[Collected data entries]
————
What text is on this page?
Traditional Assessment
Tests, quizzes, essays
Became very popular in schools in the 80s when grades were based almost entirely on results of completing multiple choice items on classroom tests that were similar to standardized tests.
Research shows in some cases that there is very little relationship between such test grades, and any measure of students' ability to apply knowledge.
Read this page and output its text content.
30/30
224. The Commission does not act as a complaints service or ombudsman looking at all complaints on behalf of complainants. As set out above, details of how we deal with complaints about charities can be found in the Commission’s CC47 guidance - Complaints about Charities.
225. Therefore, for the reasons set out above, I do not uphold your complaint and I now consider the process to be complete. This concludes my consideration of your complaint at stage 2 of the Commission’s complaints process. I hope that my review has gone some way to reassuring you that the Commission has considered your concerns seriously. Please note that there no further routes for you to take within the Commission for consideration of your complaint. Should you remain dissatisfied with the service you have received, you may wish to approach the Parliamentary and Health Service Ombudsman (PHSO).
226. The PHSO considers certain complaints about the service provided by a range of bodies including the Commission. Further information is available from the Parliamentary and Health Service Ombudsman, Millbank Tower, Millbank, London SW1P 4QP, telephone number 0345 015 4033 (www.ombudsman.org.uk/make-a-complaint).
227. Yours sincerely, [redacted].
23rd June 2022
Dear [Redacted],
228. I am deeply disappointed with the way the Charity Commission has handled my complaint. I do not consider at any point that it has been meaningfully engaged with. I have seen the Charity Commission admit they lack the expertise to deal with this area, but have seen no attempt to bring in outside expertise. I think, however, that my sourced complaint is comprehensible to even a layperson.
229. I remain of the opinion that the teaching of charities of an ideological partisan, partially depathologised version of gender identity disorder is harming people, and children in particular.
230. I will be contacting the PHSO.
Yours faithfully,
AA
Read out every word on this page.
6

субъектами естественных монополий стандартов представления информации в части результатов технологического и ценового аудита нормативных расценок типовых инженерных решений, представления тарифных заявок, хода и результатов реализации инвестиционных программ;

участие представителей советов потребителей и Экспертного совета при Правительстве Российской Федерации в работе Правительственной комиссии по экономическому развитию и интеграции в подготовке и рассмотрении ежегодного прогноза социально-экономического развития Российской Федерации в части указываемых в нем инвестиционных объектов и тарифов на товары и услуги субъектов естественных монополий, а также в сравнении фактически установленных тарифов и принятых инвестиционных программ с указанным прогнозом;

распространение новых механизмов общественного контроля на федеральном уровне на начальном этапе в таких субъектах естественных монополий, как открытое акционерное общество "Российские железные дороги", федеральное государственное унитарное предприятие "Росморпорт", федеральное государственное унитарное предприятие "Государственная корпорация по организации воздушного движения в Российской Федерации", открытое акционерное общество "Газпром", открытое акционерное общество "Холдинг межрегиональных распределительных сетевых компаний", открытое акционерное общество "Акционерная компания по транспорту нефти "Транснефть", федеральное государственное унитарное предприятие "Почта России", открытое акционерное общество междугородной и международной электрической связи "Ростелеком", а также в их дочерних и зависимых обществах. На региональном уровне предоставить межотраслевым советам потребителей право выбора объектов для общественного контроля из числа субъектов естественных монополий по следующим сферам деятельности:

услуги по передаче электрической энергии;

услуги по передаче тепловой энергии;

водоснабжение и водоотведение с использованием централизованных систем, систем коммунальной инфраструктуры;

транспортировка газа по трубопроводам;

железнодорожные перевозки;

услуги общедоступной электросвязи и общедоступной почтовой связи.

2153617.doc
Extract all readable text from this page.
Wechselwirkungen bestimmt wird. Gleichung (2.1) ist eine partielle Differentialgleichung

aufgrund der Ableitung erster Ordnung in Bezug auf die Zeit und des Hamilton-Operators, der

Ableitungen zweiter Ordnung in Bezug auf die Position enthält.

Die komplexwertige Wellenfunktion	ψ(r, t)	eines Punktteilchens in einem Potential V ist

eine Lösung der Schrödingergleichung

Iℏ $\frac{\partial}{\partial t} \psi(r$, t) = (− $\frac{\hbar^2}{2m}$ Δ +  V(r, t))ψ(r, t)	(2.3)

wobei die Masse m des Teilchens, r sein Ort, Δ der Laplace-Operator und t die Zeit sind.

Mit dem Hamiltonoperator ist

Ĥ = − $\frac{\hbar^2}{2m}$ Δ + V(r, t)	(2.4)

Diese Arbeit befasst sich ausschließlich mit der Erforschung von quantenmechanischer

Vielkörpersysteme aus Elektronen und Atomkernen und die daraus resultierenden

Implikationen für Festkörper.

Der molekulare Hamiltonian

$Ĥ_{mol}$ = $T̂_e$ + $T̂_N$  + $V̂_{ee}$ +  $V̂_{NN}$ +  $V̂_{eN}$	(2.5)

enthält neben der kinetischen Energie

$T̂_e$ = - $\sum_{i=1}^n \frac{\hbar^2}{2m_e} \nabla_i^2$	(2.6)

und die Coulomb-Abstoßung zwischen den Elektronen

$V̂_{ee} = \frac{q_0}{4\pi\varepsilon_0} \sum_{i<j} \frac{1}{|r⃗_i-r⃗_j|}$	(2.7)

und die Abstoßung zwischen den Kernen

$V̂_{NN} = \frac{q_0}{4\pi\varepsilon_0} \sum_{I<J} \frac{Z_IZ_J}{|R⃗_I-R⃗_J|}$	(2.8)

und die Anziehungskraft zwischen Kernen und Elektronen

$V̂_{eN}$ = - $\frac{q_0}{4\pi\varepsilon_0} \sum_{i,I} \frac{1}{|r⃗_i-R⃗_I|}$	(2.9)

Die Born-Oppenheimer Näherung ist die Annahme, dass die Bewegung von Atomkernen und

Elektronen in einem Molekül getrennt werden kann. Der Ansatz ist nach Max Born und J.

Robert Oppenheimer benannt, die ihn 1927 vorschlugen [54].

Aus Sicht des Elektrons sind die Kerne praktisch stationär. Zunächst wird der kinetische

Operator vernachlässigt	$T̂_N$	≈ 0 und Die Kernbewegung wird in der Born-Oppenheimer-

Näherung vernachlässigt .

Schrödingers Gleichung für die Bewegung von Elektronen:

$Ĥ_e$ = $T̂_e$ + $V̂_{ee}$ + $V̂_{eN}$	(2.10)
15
————
**What to produce**
Go through the records above and set each one down exactly, please.

**Output of the exercise**
What text is on this page?
Traditional Assessment
Tests, quizzes, essays
Became very popular in schools in the 80s when grades were based almost entirely on results of completing multiple choice items on classroom tests that were similar to standardized tests.
Research shows in some cases that there is very little relationship between such test grades, and any measure of students' ability to apply knowledge.
Read this page and output its text content.
30/30
224. The Commission does not act as a complaints service or ombudsman looking at all complaints on behalf of complainants. As set out above, details of how we deal with complaints about charities can be found in the Commission’s CC47 guidance - Complaints about Charities.
225. Therefore, for the reasons set out above, I do not uphold your complaint and I now consider the process to be complete. This concludes my consideration of your complaint at stage 2 of the Commission’s complaints process. I hope that my review has gone some way to reassuring you that the Commission has considered your concerns seriously. Please note that there no further routes for you to take within the Commission for consideration of your complaint. Should you remain dissatisfied with the service you have received, you may wish to approach the Parliamentary and Health Service Ombudsman (PHSO).
226. The PHSO considers certain complaints about the service provided by a range of bodies including the Commission. Further information is available from the Parliamentary and Health Service Ombudsman, Millbank Tower, Millbank, London SW1P 4QP, telephone number 0345 015 4033 (www.ombudsman.org.uk/make-a-complaint).
227. Yours sincerely, [redacted].
23rd June 2022
Dear [Redacted],
228. I am deeply disappointed with the way the Charity Commission has handled my complaint. I do not consider at any point that it has been meaningfully engaged with. I have seen the Charity Commission admit they lack the expertise to deal with this area, but have seen no attempt to bring in outside expertise. I think, however, that my sourced complaint is comprehensible to even a layperson.
229. I remain of the opinion that the teaching of charities of an ideological partisan, partially depathologised version of gender identity disorder is harming people, and children in particular.
230. I will be contacting the PHSO.
Yours faithfully,
AA
Read out every word on this page.
6

субъектами естественных монополий стандартов представления информации в части результатов технологического и ценового аудита нормативных расценок типовых инженерных решений, представления тарифных заявок, хода и результатов реализации инвестиционных программ;

участие представителей советов потребителей и Экспертного совета при Правительстве Российской Федерации в работе Правительственной комиссии по экономическому развитию и интеграции в подготовке и рассмотрении ежегодного прогноза социально-экономического развития Российской Федерации в части указываемых в нем инвестиционных объектов и тарифов на товары и услуги субъектов естественных монополий, а также в сравнении фактически установленных тарифов и принятых инвестиционных программ с указанным прогнозом;

распространение новых механизмов общественного контроля на федеральном уровне на начальном этапе в таких субъектах естественных монополий, как открытое акционерное общество "Российские железные дороги", федеральное государственное унитарное предприятие "Росморпорт", федеральное государственное унитарное предприятие "Государственная корпорация по организации воздушного движения в Российской Федерации", открытое акционерное общество "Газпром", открытое акционерное общество "Холдинг межрегиональных распределительных сетевых компаний", открытое акционерное общество "Акционерная компания по транспорту нефти "Транснефть", федеральное государственное унитарное предприятие "Почта России", открытое акционерное общество междугородной и международной электрической связи "Ростелеком", а также в их дочерних и зависимых обществах. На региональном уровне предоставить межотраслевым советам потребителей право выбора объектов для общественного контроля из числа субъектов естественных монополий по следующим сферам деятельности:

услуги по передаче электрической энергии;

услуги по передаче тепловой энергии;

водоснабжение и водоотведение с использованием централизованных систем, систем коммунальной инфраструктуры;

транспортировка газа по трубопроводам;

железнодорожные перевозки;

услуги общедоступной электросвязи и общедоступной почтовой связи.

2153617.doc
Extract all readable text from this page.
Wechselwirkungen bestimmt wird. Gleichung (2.1) ist eine partielle Differentialgleichung

aufgrund der Ableitung erster Ordnung in Bezug auf die Zeit und des Hamilton-Operators, der

Ableitungen zweiter Ordnung in Bezug auf die Position enthält.

Die komplexwertige Wellenfunktion	ψ(r, t)	eines Punktteilchens in einem Potential V ist

eine Lösung der Schrödingergleichung

Iℏ $\frac{\partial}{\partial t} \psi(r$, t) = (− $\frac{\hbar^2}{2m}$ Δ +  V(r, t))ψ(r, t)	(2.3)

wobei die Masse m des Teilchens, r sein Ort, Δ der Laplace-Operator und t die Zeit sind.

Mit dem Hamiltonoperator ist

Ĥ = − $\frac{\hbar^2}{2m}$ Δ + V(r, t)	(2.4)

Diese Arbeit befasst sich ausschließlich mit der Erforschung von quantenmechanischer

Vielkörpersysteme aus Elektronen und Atomkernen und die daraus resultierenden

Implikationen für Festkörper.

Der molekulare Hamiltonian

$Ĥ_{mol}$ = $T̂_e$ + $T̂_N$  + $V̂_{ee}$ +  $V̂_{NN}$ +  $V̂_{eN}$	(2.5)

enthält neben der kinetischen Energie

$T̂_e$ = - $\sum_{i=1}^n \frac{\hbar^2}{2m_e} \nabla_i^2$	(2.6)

und die Coulomb-Abstoßung zwischen den Elektronen

$V̂_{ee} = \frac{q_0}{4\pi\varepsilon_0} \sum_{i<j} \frac{1}{|r⃗_i-r⃗_j|}$	(2.7)

und die Abstoßung zwischen den Kernen

$V̂_{NN} = \frac{q_0}{4\pi\varepsilon_0} \sum_{I<J} \frac{Z_IZ_J}{|R⃗_I-R⃗_J|}$	(2.8)

und die Anziehungskraft zwischen Kernen und Elektronen

$V̂_{eN}$ = - $\frac{q_0}{4\pi\varepsilon_0} \sum_{i,I} \frac{1}{|r⃗_i-R⃗_I|}$	(2.9)

Die Born-Oppenheimer Näherung ist die Annahme, dass die Bewegung von Atomkernen und

Elektronen in einem Molekül getrennt werden kann. Der Ansatz ist nach Max Born und J.

Robert Oppenheimer benannt, die ihn 1927 vorschlugen [54].

Aus Sicht des Elektrons sind die Kerne praktisch stationär. Zunächst wird der kinetische

Operator vernachlässigt	$T̂_N$	≈ 0 und Die Kernbewegung wird in der Born-Oppenheimer-

Näherung vernachlässigt .

Schrödingers Gleichung für die Bewegung von Elektronen:

$Ĥ_e$ = $T̂_e$ + $V̂_{ee}$ + $V̂_{eN}$	(2.10)
15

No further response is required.